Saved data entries

------

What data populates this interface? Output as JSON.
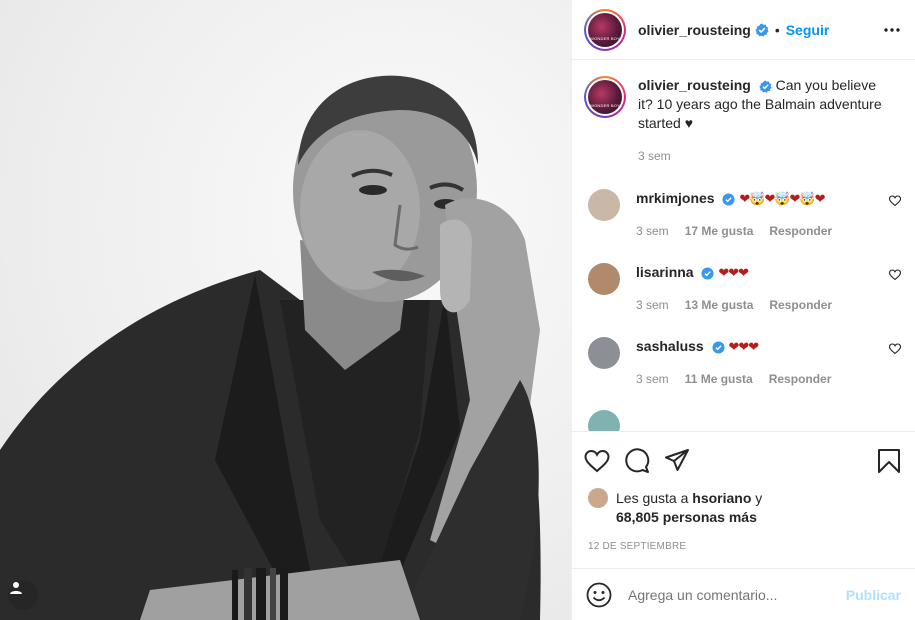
{
  "post": {
    "author": "olivier_rousteing",
    "follow_label": "Seguir",
    "avatar_text": "WONDER BOY",
    "caption": "Can you believe it? 10 years ago the Balmain adventure started ♥",
    "caption_time": "3 sem"
  },
  "comments": [
    {
      "user": "mrkimjones",
      "text": "❤🤯❤🤯❤🤯❤",
      "time": "3 sem",
      "likes": "17 Me gusta",
      "reply": "Responder",
      "avatar_color": "#c9b8a6"
    },
    {
      "user": "lisarinna",
      "text": "❤❤❤",
      "time": "3 sem",
      "likes": "13 Me gusta",
      "reply": "Responder",
      "avatar_color": "#b08a6b"
    },
    {
      "user": "sashaluss",
      "text": "❤❤❤",
      "time": "3 sem",
      "likes": "11 Me gusta",
      "reply": "Responder",
      "avatar_color": "#8c8f96"
    }
  ],
  "likes": {
    "line1_prefix": "Les gusta a",
    "line1_user": "hsoriano",
    "line1_suffix": "y",
    "line2": "68,805 personas más"
  },
  "date": "12 DE SEPTIEMBRE",
  "add_comment": {
    "placeholder": "Agrega un comentario...",
    "publish_label": "Publicar"
  },
  "colors": {
    "accent": "#0095f6",
    "publish_disabled": "#b2dffc",
    "heart_red": "#b71c1c",
    "verified": "#3897f0"
  },
  "icons": [
    "verified-badge-icon",
    "more-options-icon",
    "heart-icon",
    "comment-icon",
    "share-icon",
    "bookmark-icon",
    "emoji-icon",
    "tagged-user-icon"
  ]
}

------

**Exercise aim**
Drop the images and repeat the data exactly.

**Answer**
What data populates this interface? Output as JSON.
{
  "post": {
    "author": "olivier_rousteing",
    "follow_label": "Seguir",
    "avatar_text": "WONDER BOY",
    "caption": "Can you believe it? 10 years ago the Balmain adventure started ♥",
    "caption_time": "3 sem"
  },
  "comments": [
    {
      "user": "mrkimjones",
      "text": "❤🤯❤🤯❤🤯❤",
      "time": "3 sem",
      "likes": "17 Me gusta",
      "reply": "Responder",
      "avatar_color": "#c9b8a6"
    },
    {
      "user": "lisarinna",
      "text": "❤❤❤",
      "time": "3 sem",
      "likes": "13 Me gusta",
      "reply": "Responder",
      "avatar_color": "#b08a6b"
    },
    {
      "user": "sashaluss",
      "text": "❤❤❤",
      "time": "3 sem",
      "likes": "11 Me gusta",
      "reply": "Responder",
      "avatar_color": "#8c8f96"
    }
  ],
  "likes": {
    "line1_prefix": "Les gusta a",
    "line1_user": "hsoriano",
    "line1_suffix": "y",
    "line2": "68,805 personas más"
  },
  "date": "12 DE SEPTIEMBRE",
  "add_comment": {
    "placeholder": "Agrega un comentario...",
    "publish_label": "Publicar"
  },
  "colors": {
    "accent": "#0095f6",
    "publish_disabled": "#b2dffc",
    "heart_red": "#b71c1c",
    "verified": "#3897f0"
  },
  "icons": [
    "verified-badge-icon",
    "more-options-icon",
    "heart-icon",
    "comment-icon",
    "share-icon",
    "bookmark-icon",
    "emoji-icon",
    "tagged-user-icon"
  ]
}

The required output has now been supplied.